__Work to do__: Exclude the pictures and return every line exactly as written.

>> BEGIN Given entries

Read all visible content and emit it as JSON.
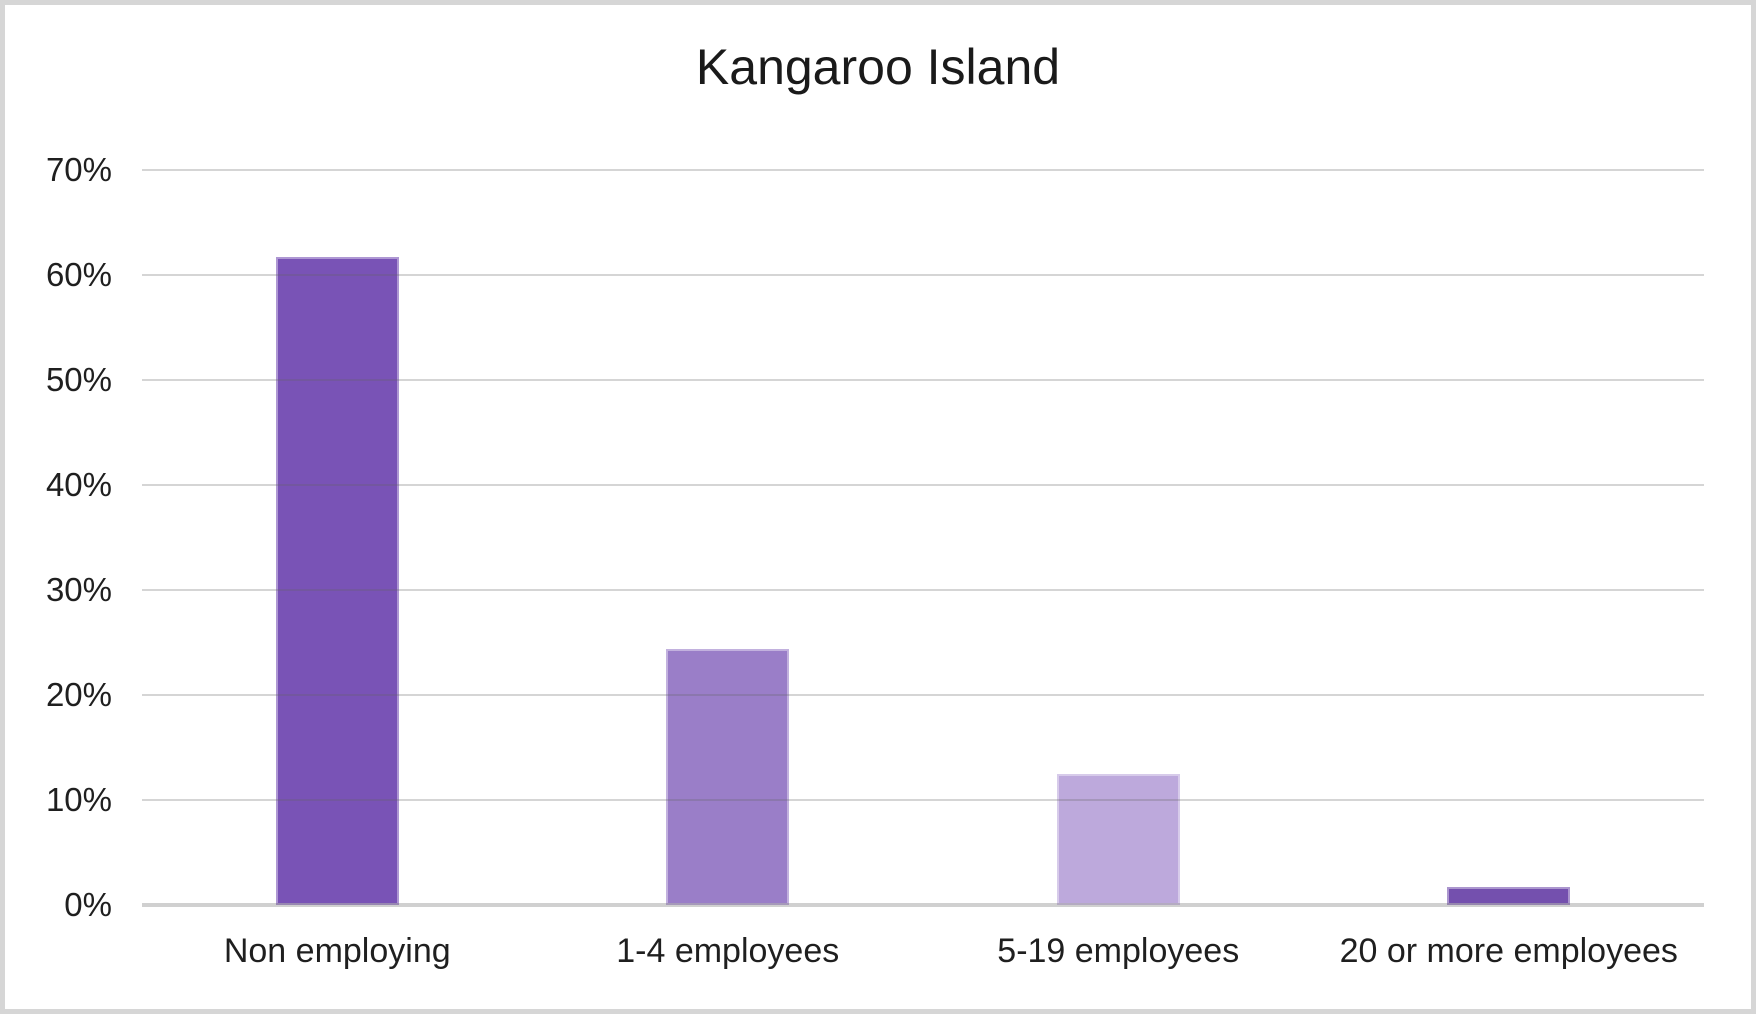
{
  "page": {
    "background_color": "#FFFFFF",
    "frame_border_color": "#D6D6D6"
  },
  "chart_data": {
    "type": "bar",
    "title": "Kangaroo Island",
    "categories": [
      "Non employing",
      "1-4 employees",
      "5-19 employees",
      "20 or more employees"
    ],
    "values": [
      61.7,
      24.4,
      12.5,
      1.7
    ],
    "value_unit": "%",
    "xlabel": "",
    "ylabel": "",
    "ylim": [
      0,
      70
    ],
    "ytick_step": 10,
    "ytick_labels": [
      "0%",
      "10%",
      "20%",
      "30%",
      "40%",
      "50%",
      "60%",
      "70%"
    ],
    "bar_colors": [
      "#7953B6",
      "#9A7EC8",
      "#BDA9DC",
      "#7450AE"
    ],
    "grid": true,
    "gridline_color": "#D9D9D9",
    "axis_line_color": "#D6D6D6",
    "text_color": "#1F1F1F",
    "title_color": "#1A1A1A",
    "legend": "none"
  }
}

>> END Given entries

__Response for this exercise__:
Read all visible content and emit it as JSON.
{
  "page": {
    "background_color": "#FFFFFF",
    "frame_border_color": "#D6D6D6"
  },
  "chart_data": {
    "type": "bar",
    "title": "Kangaroo Island",
    "categories": [
      "Non employing",
      "1-4 employees",
      "5-19 employees",
      "20 or more employees"
    ],
    "values": [
      61.7,
      24.4,
      12.5,
      1.7
    ],
    "value_unit": "%",
    "xlabel": "",
    "ylabel": "",
    "ylim": [
      0,
      70
    ],
    "ytick_step": 10,
    "ytick_labels": [
      "0%",
      "10%",
      "20%",
      "30%",
      "40%",
      "50%",
      "60%",
      "70%"
    ],
    "bar_colors": [
      "#7953B6",
      "#9A7EC8",
      "#BDA9DC",
      "#7450AE"
    ],
    "grid": true,
    "gridline_color": "#D9D9D9",
    "axis_line_color": "#D6D6D6",
    "text_color": "#1F1F1F",
    "title_color": "#1A1A1A",
    "legend": "none"
  }
}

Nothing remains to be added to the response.